--- Start Data for processing ---

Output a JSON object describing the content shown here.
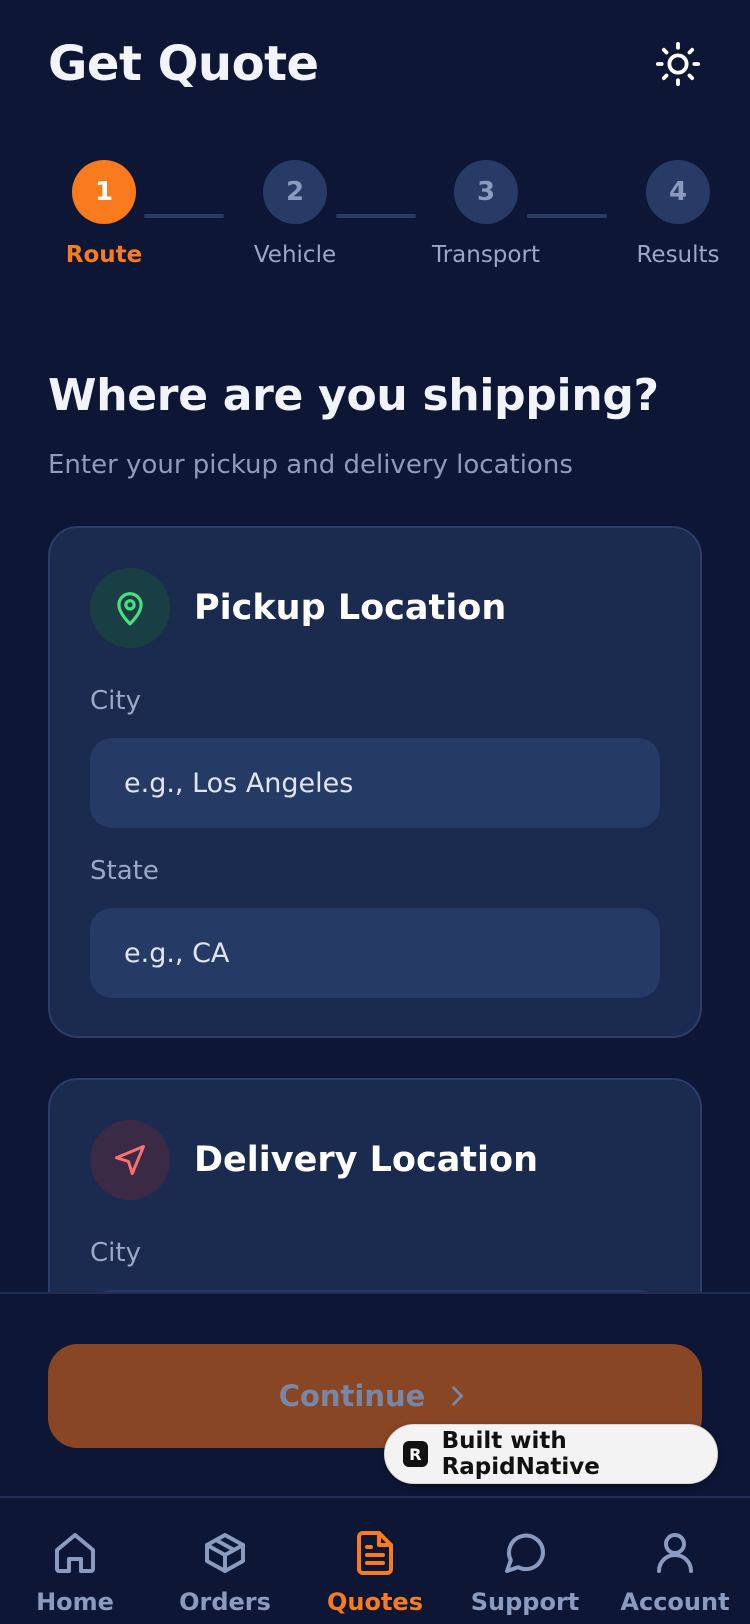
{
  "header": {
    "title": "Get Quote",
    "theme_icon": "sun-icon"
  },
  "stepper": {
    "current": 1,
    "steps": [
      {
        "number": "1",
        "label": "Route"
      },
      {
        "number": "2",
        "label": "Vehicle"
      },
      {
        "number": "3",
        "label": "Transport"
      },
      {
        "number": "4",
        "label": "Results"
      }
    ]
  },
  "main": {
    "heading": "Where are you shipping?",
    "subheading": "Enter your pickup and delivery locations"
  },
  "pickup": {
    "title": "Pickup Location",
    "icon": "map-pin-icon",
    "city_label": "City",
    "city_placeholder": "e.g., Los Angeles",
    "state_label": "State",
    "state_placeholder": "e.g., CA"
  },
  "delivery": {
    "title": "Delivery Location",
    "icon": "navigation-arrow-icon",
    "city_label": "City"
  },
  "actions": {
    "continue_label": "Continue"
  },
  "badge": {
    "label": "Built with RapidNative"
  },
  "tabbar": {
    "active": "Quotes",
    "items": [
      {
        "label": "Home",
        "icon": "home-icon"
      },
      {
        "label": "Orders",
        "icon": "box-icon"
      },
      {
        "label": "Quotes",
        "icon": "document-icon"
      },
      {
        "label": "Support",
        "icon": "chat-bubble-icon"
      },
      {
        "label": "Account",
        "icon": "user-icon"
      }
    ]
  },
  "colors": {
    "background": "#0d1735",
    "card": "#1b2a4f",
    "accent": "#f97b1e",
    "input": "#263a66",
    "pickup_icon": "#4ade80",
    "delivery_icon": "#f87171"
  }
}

--- End Data for processing ---
--- Start Data for processing ---

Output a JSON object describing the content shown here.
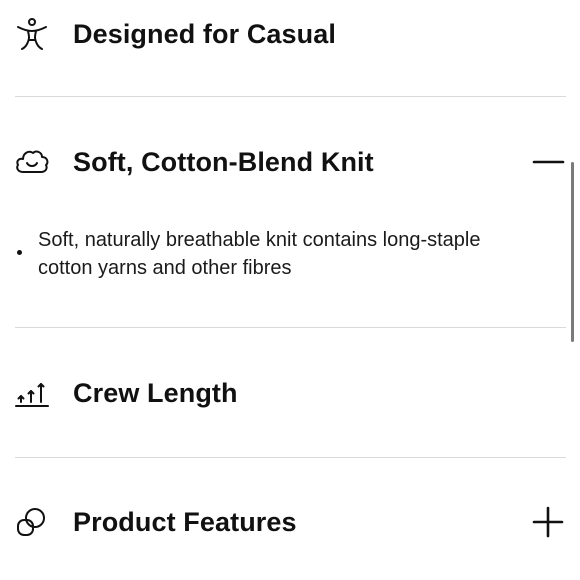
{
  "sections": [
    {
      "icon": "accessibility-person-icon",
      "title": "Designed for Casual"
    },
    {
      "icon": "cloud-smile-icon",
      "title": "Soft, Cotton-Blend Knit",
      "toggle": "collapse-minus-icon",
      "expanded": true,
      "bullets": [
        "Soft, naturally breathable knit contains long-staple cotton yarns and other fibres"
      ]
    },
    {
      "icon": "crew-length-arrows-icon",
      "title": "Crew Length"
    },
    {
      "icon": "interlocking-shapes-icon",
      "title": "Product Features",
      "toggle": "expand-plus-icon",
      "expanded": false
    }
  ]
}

--- End Data for processing ---

**Given request**
Copy every line in the listing above where the string "Soft" turns up.

**Solved exercise**
      "title": "Soft, Cotton-Blend Knit",
        "Soft, naturally breathable knit contains long-staple cotton yarns and other fibres"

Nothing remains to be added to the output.